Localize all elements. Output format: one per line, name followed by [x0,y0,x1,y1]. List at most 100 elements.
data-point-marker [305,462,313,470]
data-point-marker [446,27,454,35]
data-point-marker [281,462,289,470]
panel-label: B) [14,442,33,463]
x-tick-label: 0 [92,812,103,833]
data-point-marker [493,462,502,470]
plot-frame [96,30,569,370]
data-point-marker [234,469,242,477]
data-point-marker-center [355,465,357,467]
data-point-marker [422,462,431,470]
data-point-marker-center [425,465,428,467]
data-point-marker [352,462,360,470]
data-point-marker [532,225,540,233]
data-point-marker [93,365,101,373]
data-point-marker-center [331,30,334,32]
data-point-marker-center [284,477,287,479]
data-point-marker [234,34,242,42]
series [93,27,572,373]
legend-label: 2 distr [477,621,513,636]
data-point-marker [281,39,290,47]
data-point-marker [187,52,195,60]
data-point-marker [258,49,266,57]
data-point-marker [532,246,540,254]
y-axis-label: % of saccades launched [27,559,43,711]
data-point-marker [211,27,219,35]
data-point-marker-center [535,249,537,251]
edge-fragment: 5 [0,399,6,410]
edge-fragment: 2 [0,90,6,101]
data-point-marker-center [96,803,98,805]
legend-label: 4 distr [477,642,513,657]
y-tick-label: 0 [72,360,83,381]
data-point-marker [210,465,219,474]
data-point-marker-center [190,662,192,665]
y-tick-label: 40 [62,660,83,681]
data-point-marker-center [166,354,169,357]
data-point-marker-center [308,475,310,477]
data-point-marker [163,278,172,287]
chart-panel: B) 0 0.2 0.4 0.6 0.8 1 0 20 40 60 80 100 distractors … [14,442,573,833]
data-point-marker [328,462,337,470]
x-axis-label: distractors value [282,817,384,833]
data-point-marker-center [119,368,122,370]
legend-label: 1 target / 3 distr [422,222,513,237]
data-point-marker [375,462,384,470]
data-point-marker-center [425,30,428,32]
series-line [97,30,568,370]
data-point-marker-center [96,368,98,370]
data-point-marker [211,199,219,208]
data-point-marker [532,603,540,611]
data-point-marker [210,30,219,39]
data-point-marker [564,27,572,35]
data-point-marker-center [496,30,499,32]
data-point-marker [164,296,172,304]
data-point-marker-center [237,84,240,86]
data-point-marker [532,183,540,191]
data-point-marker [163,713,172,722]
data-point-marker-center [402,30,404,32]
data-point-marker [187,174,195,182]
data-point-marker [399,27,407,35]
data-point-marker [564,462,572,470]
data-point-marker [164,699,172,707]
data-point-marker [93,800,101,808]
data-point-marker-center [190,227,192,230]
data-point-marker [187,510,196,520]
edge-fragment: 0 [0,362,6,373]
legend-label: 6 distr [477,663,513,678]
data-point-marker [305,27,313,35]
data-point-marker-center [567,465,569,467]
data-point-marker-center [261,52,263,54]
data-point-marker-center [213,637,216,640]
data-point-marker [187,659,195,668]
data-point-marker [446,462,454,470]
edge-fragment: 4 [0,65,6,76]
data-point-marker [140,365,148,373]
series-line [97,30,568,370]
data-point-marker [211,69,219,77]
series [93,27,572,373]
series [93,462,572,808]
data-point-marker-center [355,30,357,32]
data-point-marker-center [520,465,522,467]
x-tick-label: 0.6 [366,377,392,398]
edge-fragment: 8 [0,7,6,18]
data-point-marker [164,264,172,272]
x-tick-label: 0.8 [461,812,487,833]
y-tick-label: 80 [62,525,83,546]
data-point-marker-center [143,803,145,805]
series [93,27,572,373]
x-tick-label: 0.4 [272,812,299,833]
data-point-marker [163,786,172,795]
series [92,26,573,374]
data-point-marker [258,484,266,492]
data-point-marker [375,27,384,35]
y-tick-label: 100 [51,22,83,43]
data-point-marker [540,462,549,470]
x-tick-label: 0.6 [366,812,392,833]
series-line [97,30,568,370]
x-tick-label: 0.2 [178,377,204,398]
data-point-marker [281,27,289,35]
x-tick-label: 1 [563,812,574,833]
+ + + + + + +
#### SHORT PROBLEM
Extract every line of the listing above word for word, leaving each one unchanged.

#### TASK RESULT
Localize all elements. Output format: one per line, name followed by [x0,y0,x1,y1]. List at most 100 elements.
data-point-marker [305,462,313,470]
data-point-marker [446,27,454,35]
data-point-marker [281,462,289,470]
panel-label: B) [14,442,33,463]
x-tick-label: 0 [92,812,103,833]
data-point-marker [493,462,502,470]
plot-frame [96,30,569,370]
data-point-marker [234,469,242,477]
data-point-marker-center [355,465,357,467]
data-point-marker [422,462,431,470]
data-point-marker-center [425,465,428,467]
data-point-marker [352,462,360,470]
data-point-marker [532,225,540,233]
data-point-marker [93,365,101,373]
data-point-marker-center [331,30,334,32]
data-point-marker-center [284,477,287,479]
data-point-marker [234,34,242,42]
series [93,27,572,373]
legend-label: 2 distr [477,621,513,636]
data-point-marker [281,39,290,47]
data-point-marker [187,52,195,60]
data-point-marker [258,49,266,57]
data-point-marker [532,246,540,254]
y-axis-label: % of saccades launched [27,559,43,711]
data-point-marker [211,27,219,35]
data-point-marker-center [535,249,537,251]
edge-fragment: 5 [0,399,6,410]
edge-fragment: 2 [0,90,6,101]
data-point-marker-center [96,803,98,805]
legend-label: 4 distr [477,642,513,657]
y-tick-label: 0 [72,360,83,381]
data-point-marker [210,465,219,474]
data-point-marker-center [190,662,192,665]
y-tick-label: 40 [62,660,83,681]
data-point-marker-center [166,354,169,357]
data-point-marker-center [308,475,310,477]
data-point-marker [163,278,172,287]
chart-panel: B) 0 0.2 0.4 0.6 0.8 1 0 20 40 60 80 100 distractors … [14,442,573,833]
data-point-marker [328,462,337,470]
x-axis-label: distractors value [282,817,384,833]
data-point-marker-center [119,368,122,370]
legend-label: 1 target / 3 distr [422,222,513,237]
data-point-marker [375,462,384,470]
data-point-marker-center [425,30,428,32]
series-line [97,30,568,370]
data-point-marker-center [96,368,98,370]
data-point-marker [211,199,219,208]
data-point-marker [532,603,540,611]
data-point-marker [210,30,219,39]
data-point-marker [564,27,572,35]
data-point-marker-center [496,30,499,32]
data-point-marker [164,296,172,304]
data-point-marker-center [237,84,240,86]
data-point-marker [532,183,540,191]
data-point-marker [163,713,172,722]
data-point-marker-center [402,30,404,32]
data-point-marker [187,174,195,182]
data-point-marker [399,27,407,35]
data-point-marker [564,462,572,470]
data-point-marker [164,699,172,707]
data-point-marker [93,800,101,808]
data-point-marker-center [190,227,192,230]
data-point-marker [187,510,196,520]
edge-fragment: 0 [0,362,6,373]
legend-label: 6 distr [477,663,513,678]
data-point-marker [305,27,313,35]
data-point-marker-center [567,465,569,467]
data-point-marker-center [261,52,263,54]
data-point-marker-center [213,637,216,640]
data-point-marker [187,659,195,668]
data-point-marker [446,462,454,470]
edge-fragment: 4 [0,65,6,76]
data-point-marker [140,365,148,373]
series-line [97,30,568,370]
data-point-marker [211,69,219,77]
series [93,27,572,373]
series [93,462,572,808]
data-point-marker-center [355,30,357,32]
data-point-marker-center [520,465,522,467]
x-tick-label: 0.6 [366,377,392,398]
edge-fragment: 8 [0,7,6,18]
data-point-marker [164,264,172,272]
x-tick-label: 0.8 [461,812,487,833]
y-tick-label: 80 [62,525,83,546]
data-point-marker-center [143,803,145,805]
series [93,27,572,373]
x-tick-label: 0.4 [272,812,299,833]
data-point-marker [163,786,172,795]
series [92,26,573,374]
data-point-marker [258,484,266,492]
data-point-marker [375,27,384,35]
y-tick-label: 100 [51,22,83,43]
data-point-marker [540,462,549,470]
x-tick-label: 0.6 [366,812,392,833]
series-line [97,30,568,370]
x-tick-label: 0.2 [178,377,204,398]
data-point-marker [281,27,289,35]
x-tick-label: 1 [563,812,574,833]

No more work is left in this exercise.